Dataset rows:
»»

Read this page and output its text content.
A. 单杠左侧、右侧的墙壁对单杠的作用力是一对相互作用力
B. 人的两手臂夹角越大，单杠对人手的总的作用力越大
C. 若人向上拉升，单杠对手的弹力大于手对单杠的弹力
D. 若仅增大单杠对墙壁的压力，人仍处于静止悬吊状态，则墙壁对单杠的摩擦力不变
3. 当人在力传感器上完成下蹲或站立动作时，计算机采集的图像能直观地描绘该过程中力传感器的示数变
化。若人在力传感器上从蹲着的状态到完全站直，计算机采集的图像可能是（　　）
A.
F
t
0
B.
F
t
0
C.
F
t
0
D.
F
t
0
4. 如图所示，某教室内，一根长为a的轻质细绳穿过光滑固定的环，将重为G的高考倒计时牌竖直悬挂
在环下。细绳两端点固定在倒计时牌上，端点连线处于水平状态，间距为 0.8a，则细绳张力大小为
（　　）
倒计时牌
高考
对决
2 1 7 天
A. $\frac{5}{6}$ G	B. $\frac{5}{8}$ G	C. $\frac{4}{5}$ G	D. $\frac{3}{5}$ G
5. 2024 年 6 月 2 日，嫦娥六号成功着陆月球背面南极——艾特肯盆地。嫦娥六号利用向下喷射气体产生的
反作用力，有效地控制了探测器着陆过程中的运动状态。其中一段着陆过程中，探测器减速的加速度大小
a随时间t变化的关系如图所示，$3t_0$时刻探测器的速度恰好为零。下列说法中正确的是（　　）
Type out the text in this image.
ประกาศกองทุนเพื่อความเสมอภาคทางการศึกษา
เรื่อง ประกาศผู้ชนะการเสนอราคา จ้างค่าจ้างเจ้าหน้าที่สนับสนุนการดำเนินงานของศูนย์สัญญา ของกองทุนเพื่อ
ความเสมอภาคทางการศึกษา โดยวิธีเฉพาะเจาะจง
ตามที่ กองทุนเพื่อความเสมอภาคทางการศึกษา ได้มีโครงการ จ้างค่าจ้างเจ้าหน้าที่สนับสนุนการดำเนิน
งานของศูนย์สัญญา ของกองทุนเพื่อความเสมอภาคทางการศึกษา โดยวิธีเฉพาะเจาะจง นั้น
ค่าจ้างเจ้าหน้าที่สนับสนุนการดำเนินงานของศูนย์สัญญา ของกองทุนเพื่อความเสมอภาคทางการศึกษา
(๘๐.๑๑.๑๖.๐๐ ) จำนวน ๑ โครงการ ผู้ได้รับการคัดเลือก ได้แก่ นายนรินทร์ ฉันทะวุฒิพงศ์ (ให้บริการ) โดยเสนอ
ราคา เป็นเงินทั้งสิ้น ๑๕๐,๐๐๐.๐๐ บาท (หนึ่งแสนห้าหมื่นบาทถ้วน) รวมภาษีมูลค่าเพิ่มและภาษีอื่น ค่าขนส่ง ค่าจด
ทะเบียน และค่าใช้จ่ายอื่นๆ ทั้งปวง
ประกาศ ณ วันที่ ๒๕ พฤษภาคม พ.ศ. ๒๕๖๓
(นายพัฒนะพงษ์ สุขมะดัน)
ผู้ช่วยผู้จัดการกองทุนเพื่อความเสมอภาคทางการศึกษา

««

EXERCISE GOAL: Filter lines by "เฉพาะเจาะจง" and return each hit.

SOLUTION:
ความเสมอภาคทางการศึกษา โดยวิธีเฉพาะเจาะจง
งานของศูนย์สัญญา ของกองทุนเพื่อความเสมอภาคทางการศึกษา โดยวิธีเฉพาะเจาะจง นั้น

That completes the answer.